__Task details__
The entries below contain pictures. Retype everything except those pictures, exactly as given.

Dataset listings of figures
^^^^^^^^

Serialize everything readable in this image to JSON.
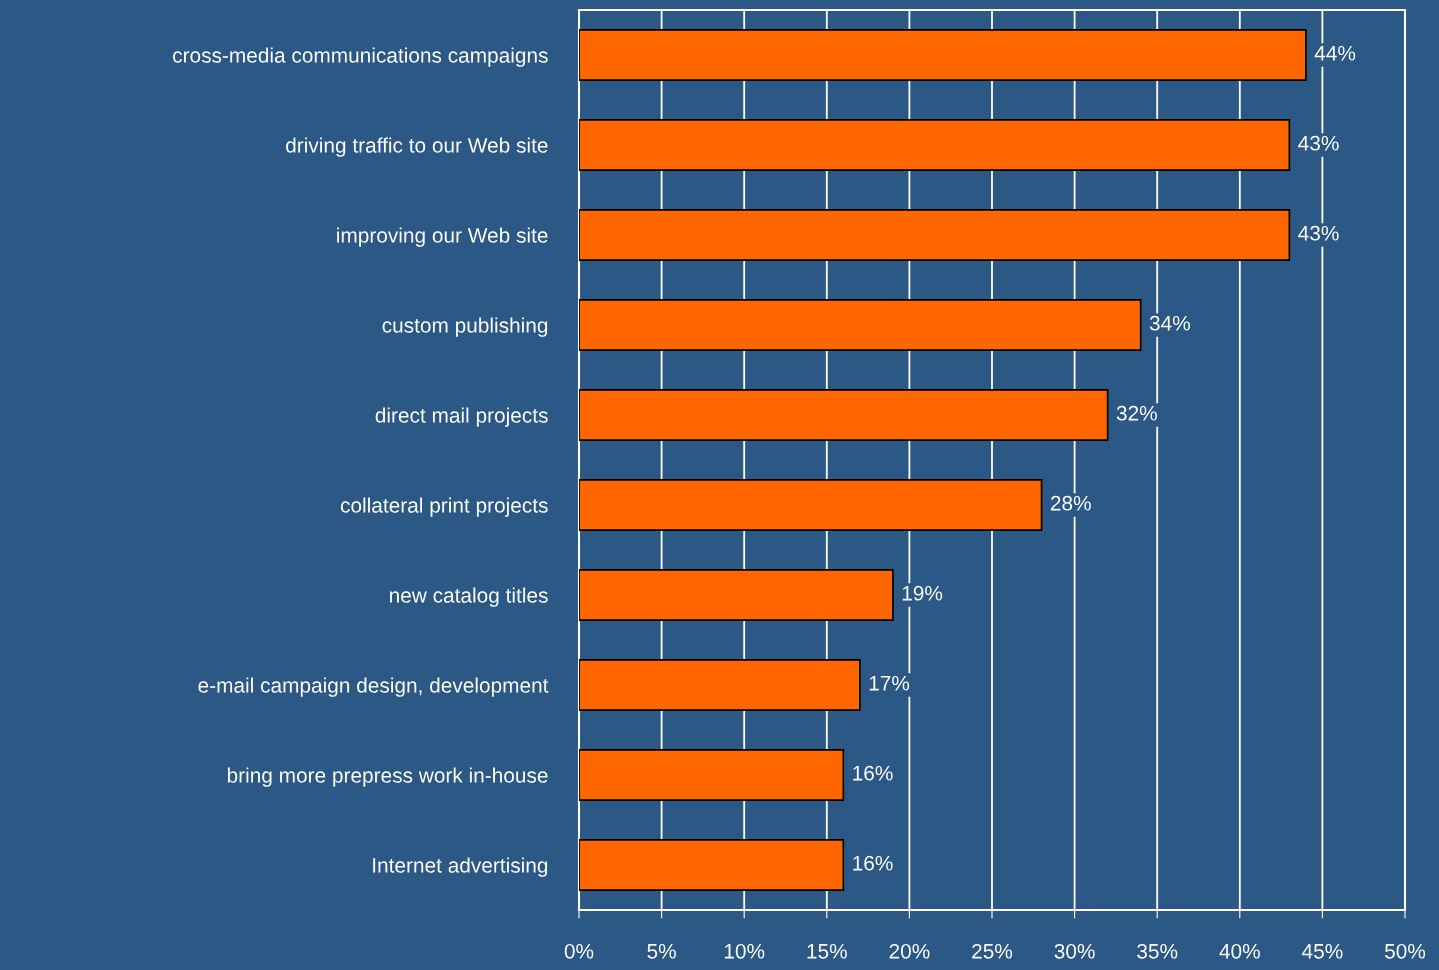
{
  "chart_data": {
    "type": "bar",
    "orientation": "horizontal",
    "categories": [
      "cross-media communications campaigns",
      "driving traffic to our Web site",
      "improving our Web site",
      "custom publishing",
      "direct mail projects",
      "collateral print projects",
      "new catalog titles",
      "e-mail campaign design, development",
      "bring more prepress work in-house",
      "Internet advertising"
    ],
    "values": [
      44,
      43,
      43,
      34,
      32,
      28,
      19,
      17,
      16,
      16
    ],
    "value_labels": [
      "44%",
      "43%",
      "43%",
      "34%",
      "32%",
      "28%",
      "19%",
      "17%",
      "16%",
      "16%"
    ],
    "color": "#ff6600",
    "xlim": [
      0,
      50
    ],
    "xticks": [
      {
        "value": 0,
        "label": "0%"
      },
      {
        "value": 5,
        "label": "5%"
      },
      {
        "value": 10,
        "label": "10%"
      },
      {
        "value": 15,
        "label": "15%"
      },
      {
        "value": 20,
        "label": "20%"
      },
      {
        "value": 25,
        "label": "25%"
      },
      {
        "value": 30,
        "label": "30%"
      },
      {
        "value": 35,
        "label": "35%"
      },
      {
        "value": 40,
        "label": "40%"
      },
      {
        "value": 45,
        "label": "45%"
      },
      {
        "value": 50,
        "label": "50%"
      }
    ],
    "grid": "x"
  }
}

^^^^^^^^

__Exercise response__
Serialize everything readable in this image to JSON.
{
  "chart_data": {
    "type": "bar",
    "orientation": "horizontal",
    "categories": [
      "cross-media communications campaigns",
      "driving traffic to our Web site",
      "improving our Web site",
      "custom publishing",
      "direct mail projects",
      "collateral print projects",
      "new catalog titles",
      "e-mail campaign design, development",
      "bring more prepress work in-house",
      "Internet advertising"
    ],
    "values": [
      44,
      43,
      43,
      34,
      32,
      28,
      19,
      17,
      16,
      16
    ],
    "value_labels": [
      "44%",
      "43%",
      "43%",
      "34%",
      "32%",
      "28%",
      "19%",
      "17%",
      "16%",
      "16%"
    ],
    "color": "#ff6600",
    "xlim": [
      0,
      50
    ],
    "xticks": [
      {
        "value": 0,
        "label": "0%"
      },
      {
        "value": 5,
        "label": "5%"
      },
      {
        "value": 10,
        "label": "10%"
      },
      {
        "value": 15,
        "label": "15%"
      },
      {
        "value": 20,
        "label": "20%"
      },
      {
        "value": 25,
        "label": "25%"
      },
      {
        "value": 30,
        "label": "30%"
      },
      {
        "value": 35,
        "label": "35%"
      },
      {
        "value": 40,
        "label": "40%"
      },
      {
        "value": 45,
        "label": "45%"
      },
      {
        "value": 50,
        "label": "50%"
      }
    ],
    "grid": "x"
  }
}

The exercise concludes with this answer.